*PROMPT:*
Count the lines in the material below that contain the string "editor" and reply with only that number.

*SUPPLIED DATA:*
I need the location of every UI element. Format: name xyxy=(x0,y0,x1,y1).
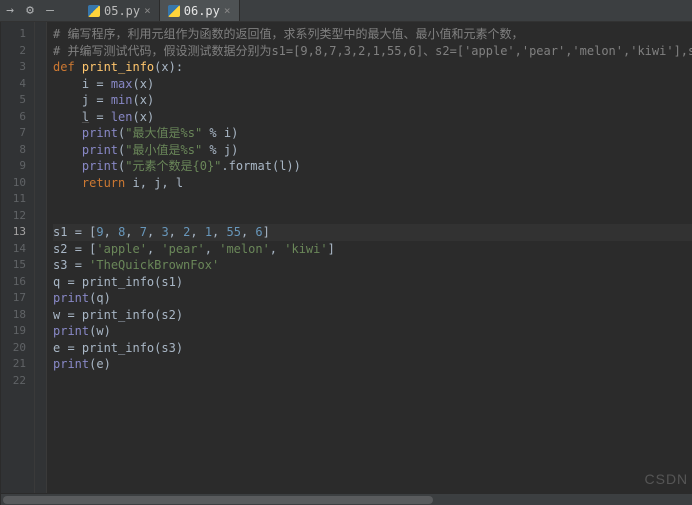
line-number: 5 xyxy=(1,92,26,109)
code-line[interactable]: print("元素个数是{0}".format(l)) xyxy=(53,158,692,175)
top-toolbar: → ⚙ — 05.py × 06.py × xyxy=(0,0,692,22)
line-number: 1 xyxy=(1,26,26,43)
code-line[interactable]: s2 = ['apple', 'pear', 'melon', 'kiwi'] xyxy=(53,241,692,258)
line-gutter: 12345678910111213141516171819202122 xyxy=(1,22,35,493)
code-line[interactable]: print("最小值是%s" % j) xyxy=(53,142,692,159)
line-number: 4 xyxy=(1,76,26,93)
tab-label: 06.py xyxy=(184,4,220,18)
code-line[interactable]: e = print_info(s3) xyxy=(53,340,692,357)
fold-column xyxy=(35,22,47,493)
line-number: 2 xyxy=(1,43,26,60)
code-line[interactable]: print("最大值是%s" % i) xyxy=(53,125,692,142)
code-line[interactable] xyxy=(53,208,692,225)
editor-tabs: 05.py × 06.py × xyxy=(80,0,240,21)
code-line[interactable]: # 并编写测试代码，假设测试数据分别为s1=[9,8,7,3,2,1,55,6]… xyxy=(53,43,692,60)
code-line[interactable]: print(e) xyxy=(53,356,692,373)
line-number: 7 xyxy=(1,125,26,142)
code-line[interactable]: q = print_info(s1) xyxy=(53,274,692,291)
line-number: 10 xyxy=(1,175,26,192)
code-editor[interactable]: 12345678910111213141516171819202122 # 编写… xyxy=(1,22,692,493)
line-number: 20 xyxy=(1,340,26,357)
python-icon xyxy=(168,5,180,17)
gear-icon[interactable]: ⚙ xyxy=(20,1,40,21)
line-number: 11 xyxy=(1,191,26,208)
line-number: 19 xyxy=(1,323,26,340)
line-number: 18 xyxy=(1,307,26,324)
code-line[interactable]: i = max(x) xyxy=(53,76,692,93)
close-icon[interactable]: × xyxy=(144,4,151,17)
tab-06-py[interactable]: 06.py × xyxy=(160,0,240,21)
code-line[interactable]: def print_info(x): xyxy=(53,59,692,76)
python-icon xyxy=(88,5,100,17)
code-line[interactable]: w = print_info(s2) xyxy=(53,307,692,324)
line-number: 9 xyxy=(1,158,26,175)
code-line[interactable]: return i, j, l xyxy=(53,175,692,192)
code-line[interactable]: print(w) xyxy=(53,323,692,340)
horizontal-scroll-thumb[interactable] xyxy=(3,496,433,504)
code-line[interactable]: l = len(x) xyxy=(53,109,692,126)
close-icon[interactable]: × xyxy=(224,4,231,17)
menu-icon[interactable]: — xyxy=(40,1,60,21)
line-number: 21 xyxy=(1,356,26,373)
line-number: 12 xyxy=(1,208,26,225)
code-line[interactable] xyxy=(53,373,692,390)
code-line[interactable]: s3 = 'TheQuickBrownFox' xyxy=(53,257,692,274)
line-number: 3 xyxy=(1,59,26,76)
line-number: 22 xyxy=(1,373,26,390)
line-number: 13 xyxy=(1,224,26,241)
line-number: 15 xyxy=(1,257,26,274)
line-number: 16 xyxy=(1,274,26,291)
tab-label: 05.py xyxy=(104,4,140,18)
line-number: 14 xyxy=(1,241,26,258)
line-number: 6 xyxy=(1,109,26,126)
code-line[interactable]: s1 = [9, 8, 7, 3, 2, 1, 55, 6] xyxy=(53,224,692,241)
horizontal-scrollbar[interactable] xyxy=(1,493,692,505)
arrow-right-icon[interactable]: → xyxy=(0,1,20,21)
line-number: 8 xyxy=(1,142,26,159)
code-line[interactable] xyxy=(53,191,692,208)
code-line[interactable]: j = min(x) xyxy=(53,92,692,109)
tab-05-py[interactable]: 05.py × xyxy=(80,0,160,21)
code-line[interactable]: # 编写程序，利用元组作为函数的返回值，求系列类型中的最大值、最小值和元素个数， xyxy=(53,26,692,43)
line-number: 17 xyxy=(1,290,26,307)
code-area[interactable]: # 编写程序，利用元组作为函数的返回值，求系列类型中的最大值、最小值和元素个数，… xyxy=(47,22,692,493)
code-line[interactable]: print(q) xyxy=(53,290,692,307)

*RESULT OF THE EXERCISE:*
2